## Given problem
Write out all the entries word for word, but skip any images.

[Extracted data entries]
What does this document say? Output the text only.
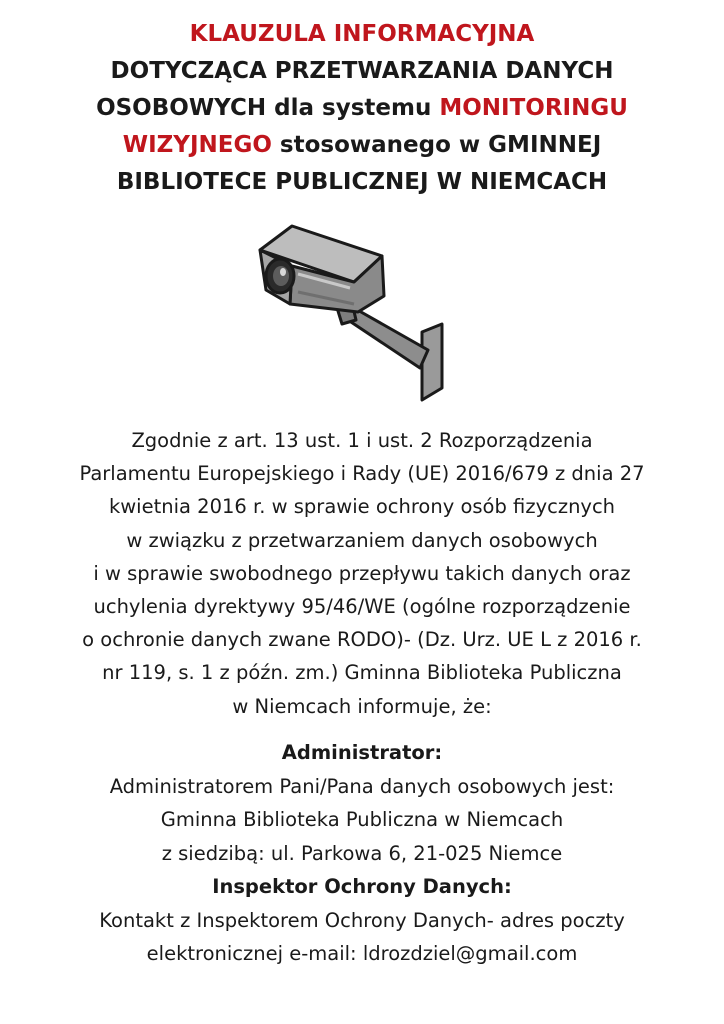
KLAUZULA INFORMACYJNA
DOTYCZĄCA PRZETWARZANIA DANYCH
OSOBOWYCH dla systemu MONITORINGU
WIZYJNEGO stosowanego w GMINNEJ
BIBLIOTECE PUBLICZNEJ W NIEMCACH
Zgodnie z art. 13 ust. 1 i ust. 2 Rozporządzenia
Parlamentu Europejskiego i Rady (UE) 2016/679 z dnia 27
kwietnia 2016 r. w sprawie ochrony osób fizycznych
w związku z przetwarzaniem danych osobowych
i w sprawie swobodnego przepływu takich danych oraz
uchylenia dyrektywy 95/46/WE (ogólne rozporządzenie
o ochronie danych zwane RODO)- (Dz. Urz. UE L z 2016 r.
nr 119, s. 1 z późn. zm.) Gminna Biblioteka Publiczna
w Niemcach informuje, że:
Administrator:
Administratorem Pani/Pana danych osobowych jest:
Gminna Biblioteka Publiczna w Niemcach
z siedzibą: ul. Parkowa 6, 21-025 Niemce
Inspektor Ochrony Danych:
Kontakt z Inspektorem Ochrony Danych- adres poczty
elektronicznej e-mail: ldrozdziel@gmail.com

## Task result
What does this document say? Output the text only.
KLAUZULA INFORMACYJNA
DOTYCZĄCA PRZETWARZANIA DANYCH
OSOBOWYCH dla systemu MONITORINGU
WIZYJNEGO stosowanego w GMINNEJ
BIBLIOTECE PUBLICZNEJ W NIEMCACH
Zgodnie z art. 13 ust. 1 i ust. 2 Rozporządzenia
Parlamentu Europejskiego i Rady (UE) 2016/679 z dnia 27
kwietnia 2016 r. w sprawie ochrony osób fizycznych
w związku z przetwarzaniem danych osobowych
i w sprawie swobodnego przepływu takich danych oraz
uchylenia dyrektywy 95/46/WE (ogólne rozporządzenie
o ochronie danych zwane RODO)- (Dz. Urz. UE L z 2016 r.
nr 119, s. 1 z późn. zm.) Gminna Biblioteka Publiczna
w Niemcach informuje, że:
Administrator:
Administratorem Pani/Pana danych osobowych jest:
Gminna Biblioteka Publiczna w Niemcach
z siedzibą: ul. Parkowa 6, 21-025 Niemce
Inspektor Ochrony Danych:
Kontakt z Inspektorem Ochrony Danych- adres poczty
elektronicznej e-mail: ldrozdziel@gmail.com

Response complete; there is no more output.